**To do**. Reproduce verbatim the final portion of the material below, from the line containing "Convert this document image to plain text." through its last line, and nothing else.

[Data records]
((
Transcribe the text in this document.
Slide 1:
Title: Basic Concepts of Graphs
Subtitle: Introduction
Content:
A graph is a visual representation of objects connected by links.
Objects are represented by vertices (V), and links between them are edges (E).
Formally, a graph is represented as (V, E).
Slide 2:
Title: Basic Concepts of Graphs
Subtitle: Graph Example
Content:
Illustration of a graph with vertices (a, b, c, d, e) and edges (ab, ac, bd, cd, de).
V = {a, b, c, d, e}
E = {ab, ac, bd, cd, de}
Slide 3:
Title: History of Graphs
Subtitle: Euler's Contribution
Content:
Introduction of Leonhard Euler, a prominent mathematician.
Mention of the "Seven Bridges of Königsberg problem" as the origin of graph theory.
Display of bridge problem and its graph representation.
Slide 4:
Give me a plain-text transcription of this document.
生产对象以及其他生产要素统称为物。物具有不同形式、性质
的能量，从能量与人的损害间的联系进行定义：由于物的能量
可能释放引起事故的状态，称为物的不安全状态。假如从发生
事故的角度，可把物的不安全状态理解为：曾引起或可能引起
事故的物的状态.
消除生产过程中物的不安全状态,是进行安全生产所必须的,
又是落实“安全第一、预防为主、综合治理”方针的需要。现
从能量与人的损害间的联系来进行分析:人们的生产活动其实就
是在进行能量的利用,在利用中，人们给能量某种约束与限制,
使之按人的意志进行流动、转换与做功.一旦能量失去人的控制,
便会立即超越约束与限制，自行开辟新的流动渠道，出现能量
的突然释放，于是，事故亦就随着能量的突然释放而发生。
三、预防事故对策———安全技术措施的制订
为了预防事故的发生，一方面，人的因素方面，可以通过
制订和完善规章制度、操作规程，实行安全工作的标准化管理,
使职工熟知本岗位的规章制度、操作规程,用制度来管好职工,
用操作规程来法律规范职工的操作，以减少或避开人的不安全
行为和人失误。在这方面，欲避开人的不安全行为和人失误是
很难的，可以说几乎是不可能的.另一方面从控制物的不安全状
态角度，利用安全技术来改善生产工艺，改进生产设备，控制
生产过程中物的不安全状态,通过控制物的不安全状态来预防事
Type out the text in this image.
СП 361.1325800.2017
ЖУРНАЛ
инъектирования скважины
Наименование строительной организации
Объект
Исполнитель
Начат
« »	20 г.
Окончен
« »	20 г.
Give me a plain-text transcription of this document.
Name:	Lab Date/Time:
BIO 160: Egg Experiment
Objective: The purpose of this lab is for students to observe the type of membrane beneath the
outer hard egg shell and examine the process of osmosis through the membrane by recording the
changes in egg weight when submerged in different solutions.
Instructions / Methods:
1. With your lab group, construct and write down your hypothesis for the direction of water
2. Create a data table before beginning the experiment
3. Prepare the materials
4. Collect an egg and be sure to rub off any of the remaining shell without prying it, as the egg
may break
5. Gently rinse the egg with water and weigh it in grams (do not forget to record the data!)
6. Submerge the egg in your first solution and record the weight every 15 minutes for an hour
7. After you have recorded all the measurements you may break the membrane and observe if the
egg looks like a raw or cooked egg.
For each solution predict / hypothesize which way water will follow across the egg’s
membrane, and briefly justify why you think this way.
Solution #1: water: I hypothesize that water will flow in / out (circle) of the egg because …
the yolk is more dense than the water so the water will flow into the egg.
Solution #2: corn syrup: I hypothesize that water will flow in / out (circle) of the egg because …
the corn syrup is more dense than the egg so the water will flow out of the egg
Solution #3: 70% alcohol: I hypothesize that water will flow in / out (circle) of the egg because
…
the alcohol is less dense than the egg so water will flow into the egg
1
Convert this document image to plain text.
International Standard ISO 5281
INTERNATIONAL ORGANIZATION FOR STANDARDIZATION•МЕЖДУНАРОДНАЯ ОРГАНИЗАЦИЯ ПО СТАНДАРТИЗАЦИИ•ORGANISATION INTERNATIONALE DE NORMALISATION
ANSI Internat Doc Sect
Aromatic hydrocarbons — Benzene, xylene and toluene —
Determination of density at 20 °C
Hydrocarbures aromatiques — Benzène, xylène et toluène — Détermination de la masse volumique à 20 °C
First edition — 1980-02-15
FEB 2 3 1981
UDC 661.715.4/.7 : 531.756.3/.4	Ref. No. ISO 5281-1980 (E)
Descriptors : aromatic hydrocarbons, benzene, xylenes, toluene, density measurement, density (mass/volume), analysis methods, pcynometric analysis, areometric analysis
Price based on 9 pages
))
**Solution below**.
Convert this document image to plain text.
International Standard ISO 5281
INTERNATIONAL ORGANIZATION FOR STANDARDIZATION•МЕЖДУНАРОДНАЯ ОРГАНИЗАЦИЯ ПО СТАНДАРТИЗАЦИИ•ORGANISATION INTERNATIONALE DE NORMALISATION
ANSI Internat Doc Sect
Aromatic hydrocarbons — Benzene, xylene and toluene —
Determination of density at 20 °C
Hydrocarbures aromatiques — Benzène, xylène et toluène — Détermination de la masse volumique à 20 °C
First edition — 1980-02-15
FEB 2 3 1981
UDC 661.715.4/.7 : 531.756.3/.4	Ref. No. ISO 5281-1980 (E)
Descriptors : aromatic hydrocarbons, benzene, xylenes, toluene, density measurement, density (mass/volume), analysis methods, pcynometric analysis, areometric analysis
Price based on 9 pages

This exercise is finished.